*Written request 1*: Print everything in the passage on the Google–CIC agreement from "In General. As" down to "Section 4.6 above.".
*Written request 2*: Decide whether each statement agrees with the passage on the Google–CIC agreement. Answer yes or no for each, and quote the deciding words. (a) Until In-Copyright Works are released, Google will give CIC Universities searchable access to them. (b) Under clause 4.9(a), works in dispute must be included in the Escrow deposit. (c) Section 4.6 provides for a hosted solution by the CIC libraries for Google.
*Written request 3*: Turn the paragraph of the passage on the Google–CIC agreement that begins "In General. As noted in Section 4.1" into a short list that keeps its main facts.

===== Document extract =====

Clause 4.9(a) then stipulates that "Works in dispute" may be withheld from Escrow deposit, and 4.9(b) permits a CIC institution to assert that a work thought by Google to not be public domain, is actually in such a condition, and as long as the CIC University partner indemnifies Google and provides assurances that any claims can be addressed, the institution can receive a copy of it. (This is a high bar, so don't anyone wait in line for it to be invoked unless there is fair certainty; that said, I know the University of Michigan has encountered situations [podcast] where they feel Google treads extremely conservatively, and where a reading of the law is clear enough to grant the University assurance to act.)

It is in "4.10 University Digital Copy of In-Copyright Works" where the story starts getting interesting:

In General. As noted in Section 4.1 above, Google may, in ways consistent with applicable Copyright Law, select and Digitize In-Copyright Works contained in the Selected Content. Such works will be part of the University Digital Copy and, as such, the Digitized files will be maintained in escrow as set forth in Section 4.7 above and released to the Source CIC University as set forth in Section 4.11. Until such time as these In-Copyright Works are released, Google agrees to provide CIC Universities with searchable access to such In-Copyright Works as described in Section 4.6 above.


(4.6 provides for a hosted solution by Google for the CIC libraries.)

===== Supplied information =====

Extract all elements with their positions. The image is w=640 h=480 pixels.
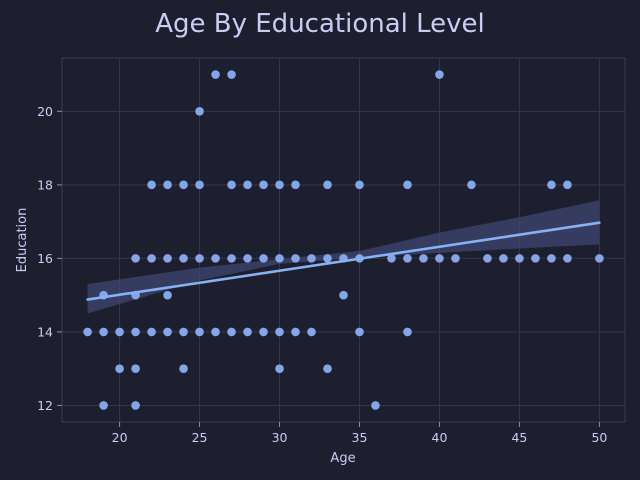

=====

*Correct answer 1*:
In General. As noted in Section 4.1 above, Google may, in ways consistent with applicable Copyright Law, select and Digitize In-Copyright Works contained in the Selected Content. Such works will be part of the University Digital Copy and, as such, the Digitized files will be maintained in escrow as set forth in Section 4.7 above and released to the Source CIC University as set forth in Section 4.11. Until such time as these In-Copyright Works are released, Google agrees to provide CIC Universities with searchable access to such In-Copyright Works as described in Section 4.6 above.

*Correct answer 2*:
(a) Yes: "Until such time as these In-Copyright Works are released, Google agrees to provide CIC Universities with searchable access to such In-Copyright Works"
(b) No: "Clause 4.9(a) then stipulates that "Works in dispute" may be withheld from Escrow deposit"
(c) No: "4.6 provides for a hosted solution by Google for the CIC libraries."

*Correct answer 3*:
- Google may select and Digitize In-Copyright Works in the Selected Content, in ways consistent with applicable Copyright Law (Section 4.1).
- These works become part of the University Digital Copy.
- The Digitized files are kept in escrow (Section 4.7) and released to the Source CIC University (Section 4.11).
- Until they are released, Google provides CIC Universities with searchable access to them (Section 4.6).